_Exercise details_: Your task is to copy the listing exactly. Drop any pictures from the copy.

_Data supplied_:
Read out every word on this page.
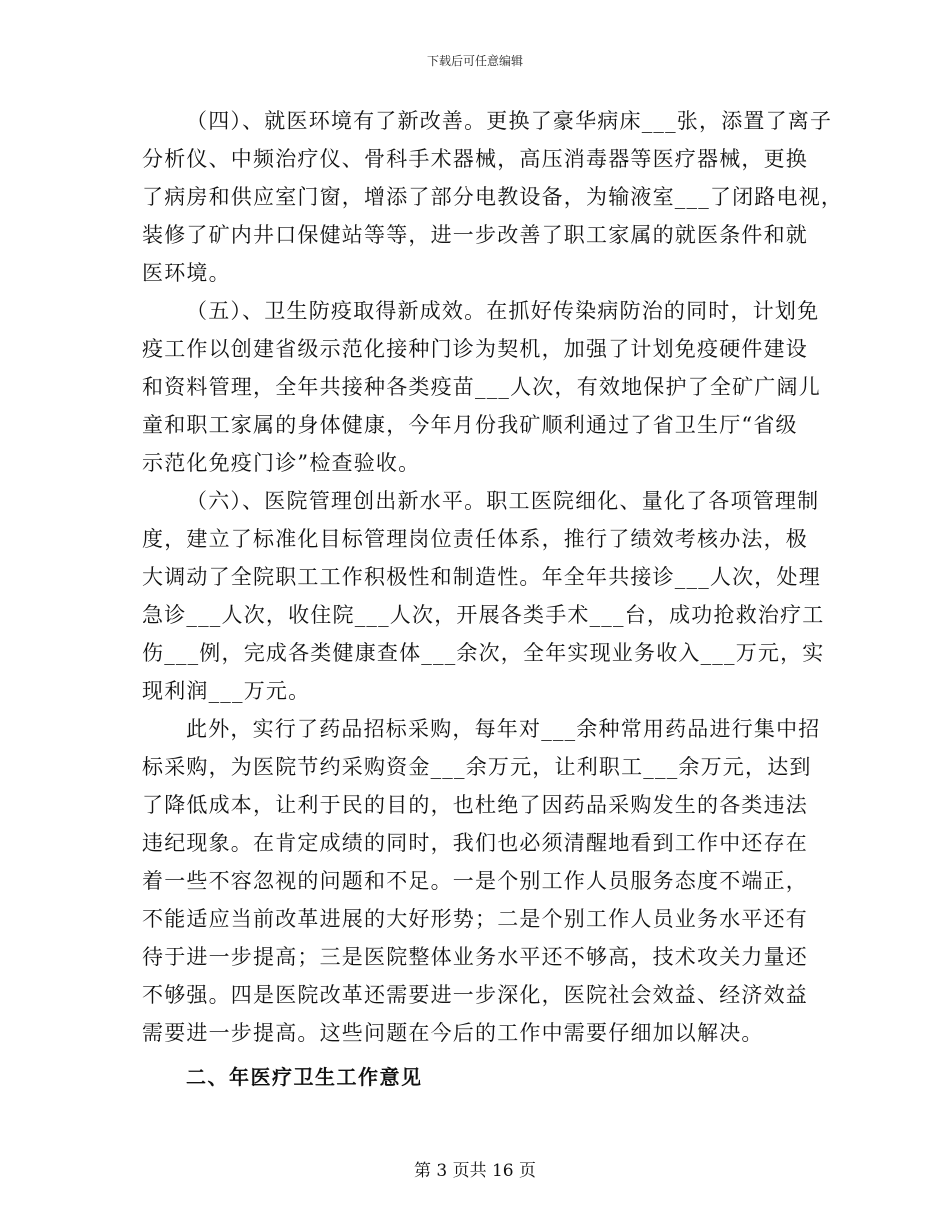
下载后可任意编辑
（四）、就医环境有了新改善。更换了豪华病床___张，添置了离子
分析仪、中频治疗仪、骨科手术器械，高压消毒器等医疗器械，更换
了病房和供应室门窗，增添了部分电教设备，为输液室___了闭路电视，
装修了矿内井口保健站等等，进一步改善了职工家属的就医条件和就
医环境。
（五）、卫生防疫取得新成效。在抓好传染病防治的同时，计划免
疫工作以创建省级示范化接种门诊为契机，加强了计划免疫硬件建设
和资料管理，全年共接种各类疫苗___人次，有效地保护了全矿广阔儿
童和职工家属的身体健康，今年月份我矿顺利通过了省卫生厅“省级
示范化免疫门诊”检查验收。
（六）、医院管理创出新水平。职工医院细化、量化了各项管理制
度，建立了标准化目标管理岗位责任体系，推行了绩效考核办法，极
大调动了全院职工工作积极性和制造性。年全年共接诊___人次，处理
急诊___人次，收住院___人次，开展各类手术___台，成功抢救治疗工
伤___例，完成各类健康查体___余次，全年实现业务收入___万元，实
现利润___万元。
此外，实行了药品招标采购，每年对___余种常用药品进行集中招
标采购，为医院节约采购资金___余万元，让利职工___余万元，达到
了降低成本，让利于民的目的，也杜绝了因药品采购发生的各类违法
违纪现象。在肯定成绩的同时，我们也必须清醒地看到工作中还存在
着一些不容忽视的问题和不足。一是个别工作人员服务态度不端正，
不能适应当前改革进展的大好形势；二是个别工作人员业务水平还有
待于进一步提高；三是医院整体业务水平还不够高，技术攻关力量还
不够强。四是医院改革还需要进一步深化，医院社会效益、经济效益
需要进一步提高。这些问题在今后的工作中需要仔细加以解决。
二、年医疗卫生工作意见
第 3 页共 16 页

_Solution for this task_:
Read out every word on this page.
下载后可任意编辑
（四）、就医环境有了新改善。更换了豪华病床___张，添置了离子
分析仪、中频治疗仪、骨科手术器械，高压消毒器等医疗器械，更换
了病房和供应室门窗，增添了部分电教设备，为输液室___了闭路电视，
装修了矿内井口保健站等等，进一步改善了职工家属的就医条件和就
医环境。
（五）、卫生防疫取得新成效。在抓好传染病防治的同时，计划免
疫工作以创建省级示范化接种门诊为契机，加强了计划免疫硬件建设
和资料管理，全年共接种各类疫苗___人次，有效地保护了全矿广阔儿
童和职工家属的身体健康，今年月份我矿顺利通过了省卫生厅“省级
示范化免疫门诊”检查验收。
（六）、医院管理创出新水平。职工医院细化、量化了各项管理制
度，建立了标准化目标管理岗位责任体系，推行了绩效考核办法，极
大调动了全院职工工作积极性和制造性。年全年共接诊___人次，处理
急诊___人次，收住院___人次，开展各类手术___台，成功抢救治疗工
伤___例，完成各类健康查体___余次，全年实现业务收入___万元，实
现利润___万元。
此外，实行了药品招标采购，每年对___余种常用药品进行集中招
标采购，为医院节约采购资金___余万元，让利职工___余万元，达到
了降低成本，让利于民的目的，也杜绝了因药品采购发生的各类违法
违纪现象。在肯定成绩的同时，我们也必须清醒地看到工作中还存在
着一些不容忽视的问题和不足。一是个别工作人员服务态度不端正，
不能适应当前改革进展的大好形势；二是个别工作人员业务水平还有
待于进一步提高；三是医院整体业务水平还不够高，技术攻关力量还
不够强。四是医院改革还需要进一步深化，医院社会效益、经济效益
需要进一步提高。这些问题在今后的工作中需要仔细加以解决。
二、年医疗卫生工作意见
第 3 页共 16 页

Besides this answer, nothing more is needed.